(Excerpts from a figure dataset)
+ + + + + + +
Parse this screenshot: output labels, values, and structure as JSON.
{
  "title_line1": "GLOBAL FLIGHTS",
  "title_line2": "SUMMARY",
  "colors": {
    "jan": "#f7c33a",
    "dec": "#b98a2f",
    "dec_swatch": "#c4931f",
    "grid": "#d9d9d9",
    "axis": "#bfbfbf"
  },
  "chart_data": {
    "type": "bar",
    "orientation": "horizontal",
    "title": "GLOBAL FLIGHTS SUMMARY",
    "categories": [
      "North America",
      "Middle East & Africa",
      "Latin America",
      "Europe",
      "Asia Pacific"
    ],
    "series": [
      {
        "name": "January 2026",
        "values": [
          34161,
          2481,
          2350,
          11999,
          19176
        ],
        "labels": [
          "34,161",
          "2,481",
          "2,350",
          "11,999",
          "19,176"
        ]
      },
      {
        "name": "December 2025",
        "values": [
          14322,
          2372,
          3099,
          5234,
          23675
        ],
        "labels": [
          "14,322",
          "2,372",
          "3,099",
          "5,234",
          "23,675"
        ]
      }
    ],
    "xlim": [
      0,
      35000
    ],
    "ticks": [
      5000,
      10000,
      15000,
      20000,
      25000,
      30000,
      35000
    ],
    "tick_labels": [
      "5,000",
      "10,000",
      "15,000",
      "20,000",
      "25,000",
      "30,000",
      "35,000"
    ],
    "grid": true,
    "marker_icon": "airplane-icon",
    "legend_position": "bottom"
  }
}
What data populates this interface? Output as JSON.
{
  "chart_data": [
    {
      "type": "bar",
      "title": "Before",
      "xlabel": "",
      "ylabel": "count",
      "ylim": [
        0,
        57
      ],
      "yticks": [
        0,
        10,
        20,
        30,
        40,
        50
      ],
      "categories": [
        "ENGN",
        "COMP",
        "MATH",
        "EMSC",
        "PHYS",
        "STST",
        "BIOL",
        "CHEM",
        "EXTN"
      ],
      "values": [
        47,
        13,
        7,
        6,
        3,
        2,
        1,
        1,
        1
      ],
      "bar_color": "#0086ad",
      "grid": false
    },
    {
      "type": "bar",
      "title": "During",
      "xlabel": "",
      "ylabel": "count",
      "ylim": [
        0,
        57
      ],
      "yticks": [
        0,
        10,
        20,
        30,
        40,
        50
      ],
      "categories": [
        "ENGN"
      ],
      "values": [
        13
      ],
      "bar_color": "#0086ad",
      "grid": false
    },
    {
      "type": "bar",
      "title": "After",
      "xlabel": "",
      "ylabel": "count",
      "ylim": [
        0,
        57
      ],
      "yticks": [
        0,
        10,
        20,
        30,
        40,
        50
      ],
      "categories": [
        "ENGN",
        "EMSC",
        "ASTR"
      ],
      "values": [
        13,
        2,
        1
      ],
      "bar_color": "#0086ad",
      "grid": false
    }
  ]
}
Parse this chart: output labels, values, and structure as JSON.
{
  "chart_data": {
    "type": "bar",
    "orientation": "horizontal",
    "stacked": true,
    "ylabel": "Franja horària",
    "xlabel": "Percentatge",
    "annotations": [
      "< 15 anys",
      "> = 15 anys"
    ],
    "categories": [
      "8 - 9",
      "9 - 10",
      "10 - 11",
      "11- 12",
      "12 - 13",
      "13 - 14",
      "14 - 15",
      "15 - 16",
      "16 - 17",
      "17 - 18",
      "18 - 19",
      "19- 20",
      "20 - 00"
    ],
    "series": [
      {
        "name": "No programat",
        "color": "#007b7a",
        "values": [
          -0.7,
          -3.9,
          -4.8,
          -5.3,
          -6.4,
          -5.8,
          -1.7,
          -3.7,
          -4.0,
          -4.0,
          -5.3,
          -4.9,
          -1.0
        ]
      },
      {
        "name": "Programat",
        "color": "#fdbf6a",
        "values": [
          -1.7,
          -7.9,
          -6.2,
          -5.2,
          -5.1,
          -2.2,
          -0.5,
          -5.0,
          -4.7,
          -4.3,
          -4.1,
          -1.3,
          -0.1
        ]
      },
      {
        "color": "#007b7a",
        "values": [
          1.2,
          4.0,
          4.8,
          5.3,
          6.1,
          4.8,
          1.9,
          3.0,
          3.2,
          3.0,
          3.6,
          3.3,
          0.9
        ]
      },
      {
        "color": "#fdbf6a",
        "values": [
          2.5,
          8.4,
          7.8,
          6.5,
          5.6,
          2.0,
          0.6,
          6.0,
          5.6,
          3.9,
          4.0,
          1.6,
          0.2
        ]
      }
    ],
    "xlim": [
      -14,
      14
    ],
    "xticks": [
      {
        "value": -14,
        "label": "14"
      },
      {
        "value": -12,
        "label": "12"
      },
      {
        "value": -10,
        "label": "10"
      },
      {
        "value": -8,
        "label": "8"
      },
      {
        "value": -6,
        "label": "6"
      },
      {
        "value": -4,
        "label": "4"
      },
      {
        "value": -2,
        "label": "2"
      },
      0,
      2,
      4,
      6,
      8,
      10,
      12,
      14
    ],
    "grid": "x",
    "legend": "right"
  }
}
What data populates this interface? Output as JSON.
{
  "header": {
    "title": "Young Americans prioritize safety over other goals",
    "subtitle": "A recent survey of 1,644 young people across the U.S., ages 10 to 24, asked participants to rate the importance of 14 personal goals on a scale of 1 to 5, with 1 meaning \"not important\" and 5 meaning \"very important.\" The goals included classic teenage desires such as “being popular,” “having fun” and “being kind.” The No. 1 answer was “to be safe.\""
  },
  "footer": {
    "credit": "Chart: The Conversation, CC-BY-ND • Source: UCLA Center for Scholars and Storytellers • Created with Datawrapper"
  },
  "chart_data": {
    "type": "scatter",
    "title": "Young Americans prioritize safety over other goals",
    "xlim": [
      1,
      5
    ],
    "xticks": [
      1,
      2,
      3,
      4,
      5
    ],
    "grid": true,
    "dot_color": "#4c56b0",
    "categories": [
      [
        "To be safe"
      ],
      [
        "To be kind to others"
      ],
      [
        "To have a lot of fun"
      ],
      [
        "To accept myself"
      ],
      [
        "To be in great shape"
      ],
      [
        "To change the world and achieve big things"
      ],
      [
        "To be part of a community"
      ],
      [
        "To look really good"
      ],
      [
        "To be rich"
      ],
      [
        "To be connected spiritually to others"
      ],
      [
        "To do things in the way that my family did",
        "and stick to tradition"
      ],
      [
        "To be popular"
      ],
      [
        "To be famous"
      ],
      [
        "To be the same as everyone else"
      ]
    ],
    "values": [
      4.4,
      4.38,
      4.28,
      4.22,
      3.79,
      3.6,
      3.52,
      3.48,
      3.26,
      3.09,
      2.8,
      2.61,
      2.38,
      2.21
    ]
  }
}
+ + + + + + +
**Given task**
Reproduce the material in full, with no word added or dropped.

**Response**
Parse this screenshot: output labels, values, and structure as JSON.
{
  "title_line1": "GLOBAL FLIGHTS",
  "title_line2": "SUMMARY",
  "colors": {
    "jan": "#f7c33a",
    "dec": "#b98a2f",
    "dec_swatch": "#c4931f",
    "grid": "#d9d9d9",
    "axis": "#bfbfbf"
  },
  "chart_data": {
    "type": "bar",
    "orientation": "horizontal",
    "title": "GLOBAL FLIGHTS SUMMARY",
    "categories": [
      "North America",
      "Middle East & Africa",
      "Latin America",
      "Europe",
      "Asia Pacific"
    ],
    "series": [
      {
        "name": "January 2026",
        "values": [
          34161,
          2481,
          2350,
          11999,
          19176
        ],
        "labels": [
          "34,161",
          "2,481",
          "2,350",
          "11,999",
          "19,176"
        ]
      },
      {
        "name": "December 2025",
        "values": [
          14322,
          2372,
          3099,
          5234,
          23675
        ],
        "labels": [
          "14,322",
          "2,372",
          "3,099",
          "5,234",
          "23,675"
        ]
      }
    ],
    "xlim": [
      0,
      35000
    ],
    "ticks": [
      5000,
      10000,
      15000,
      20000,
      25000,
      30000,
      35000
    ],
    "tick_labels": [
      "5,000",
      "10,000",
      "15,000",
      "20,000",
      "25,000",
      "30,000",
      "35,000"
    ],
    "grid": true,
    "marker_icon": "airplane-icon",
    "legend_position": "bottom"
  }
}
What data populates this interface? Output as JSON.
{
  "chart_data": [
    {
      "type": "bar",
      "title": "Before",
      "xlabel": "",
      "ylabel": "count",
      "ylim": [
        0,
        57
      ],
      "yticks": [
        0,
        10,
        20,
        30,
        40,
        50
      ],
      "categories": [
        "ENGN",
        "COMP",
        "MATH",
        "EMSC",
        "PHYS",
        "STST",
        "BIOL",
        "CHEM",
        "EXTN"
      ],
      "values": [
        47,
        13,
        7,
        6,
        3,
        2,
        1,
        1,
        1
      ],
      "bar_color": "#0086ad",
      "grid": false
    },
    {
      "type": "bar",
      "title": "During",
      "xlabel": "",
      "ylabel": "count",
      "ylim": [
        0,
        57
      ],
      "yticks": [
        0,
        10,
        20,
        30,
        40,
        50
      ],
      "categories": [
        "ENGN"
      ],
      "values": [
        13
      ],
      "bar_color": "#0086ad",
      "grid": false
    },
    {
      "type": "bar",
      "title": "After",
      "xlabel": "",
      "ylabel": "count",
      "ylim": [
        0,
        57
      ],
      "yticks": [
        0,
        10,
        20,
        30,
        40,
        50
      ],
      "categories": [
        "ENGN",
        "EMSC",
        "ASTR"
      ],
      "values": [
        13,
        2,
        1
      ],
      "bar_color": "#0086ad",
      "grid": false
    }
  ]
}
Parse this chart: output labels, values, and structure as JSON.
{
  "chart_data": {
    "type": "bar",
    "orientation": "horizontal",
    "stacked": true,
    "ylabel": "Franja horària",
    "xlabel": "Percentatge",
    "annotations": [
      "< 15 anys",
      "> = 15 anys"
    ],
    "categories": [
      "8 - 9",
      "9 - 10",
      "10 - 11",
      "11- 12",
      "12 - 13",
      "13 - 14",
      "14 - 15",
      "15 - 16",
      "16 - 17",
      "17 - 18",
      "18 - 19",
      "19- 20",
      "20 - 00"
    ],
    "series": [
      {
        "name": "No programat",
        "color": "#007b7a",
        "values": [
          -0.7,
          -3.9,
          -4.8,
          -5.3,
          -6.4,
          -5.8,
          -1.7,
          -3.7,
          -4.0,
          -4.0,
          -5.3,
          -4.9,
          -1.0
        ]
      },
      {
        "name": "Programat",
        "color": "#fdbf6a",
        "values": [
          -1.7,
          -7.9,
          -6.2,
          -5.2,
          -5.1,
          -2.2,
          -0.5,
          -5.0,
          -4.7,
          -4.3,
          -4.1,
          -1.3,
          -0.1
        ]
      },
      {
        "color": "#007b7a",
        "values": [
          1.2,
          4.0,
          4.8,
          5.3,
          6.1,
          4.8,
          1.9,
          3.0,
          3.2,
          3.0,
          3.6,
          3.3,
          0.9
        ]
      },
      {
        "color": "#fdbf6a",
        "values": [
          2.5,
          8.4,
          7.8,
          6.5,
          5.6,
          2.0,
          0.6,
          6.0,
          5.6,
          3.9,
          4.0,
          1.6,
          0.2
        ]
      }
    ],
    "xlim": [
      -14,
      14
    ],
    "xticks": [
      {
        "value": -14,
        "label": "14"
      },
      {
        "value": -12,
        "label": "12"
      },
      {
        "value": -10,
        "label": "10"
      },
      {
        "value": -8,
        "label": "8"
      },
      {
        "value": -6,
        "label": "6"
      },
      {
        "value": -4,
        "label": "4"
      },
      {
        "value": -2,
        "label": "2"
      },
      0,
      2,
      4,
      6,
      8,
      10,
      12,
      14
    ],
    "grid": "x",
    "legend": "right"
  }
}
What data populates this interface? Output as JSON.
{
  "header": {
    "title": "Young Americans prioritize safety over other goals",
    "subtitle": "A recent survey of 1,644 young people across the U.S., ages 10 to 24, asked participants to rate the importance of 14 personal goals on a scale of 1 to 5, with 1 meaning \"not important\" and 5 meaning \"very important.\" The goals included classic teenage desires such as “being popular,” “having fun” and “being kind.” The No. 1 answer was “to be safe.\""
  },
  "footer": {
    "credit": "Chart: The Conversation, CC-BY-ND • Source: UCLA Center for Scholars and Storytellers • Created with Datawrapper"
  },
  "chart_data": {
    "type": "scatter",
    "title": "Young Americans prioritize safety over other goals",
    "xlim": [
      1,
      5
    ],
    "xticks": [
      1,
      2,
      3,
      4,
      5
    ],
    "grid": true,
    "dot_color": "#4c56b0",
    "categories": [
      [
        "To be safe"
      ],
      [
        "To be kind to others"
      ],
      [
        "To have a lot of fun"
      ],
      [
        "To accept myself"
      ],
      [
        "To be in great shape"
      ],
      [
        "To change the world and achieve big things"
      ],
      [
        "To be part of a community"
      ],
      [
        "To look really good"
      ],
      [
        "To be rich"
      ],
      [
        "To be connected spiritually to others"
      ],
      [
        "To do things in the way that my family did",
        "and stick to tradition"
      ],
      [
        "To be popular"
      ],
      [
        "To be famous"
      ],
      [
        "To be the same as everyone else"
      ]
    ],
    "values": [
      4.4,
      4.38,
      4.28,
      4.22,
      3.79,
      3.6,
      3.52,
      3.48,
      3.26,
      3.09,
      2.8,
      2.61,
      2.38,
      2.21
    ]
  }
}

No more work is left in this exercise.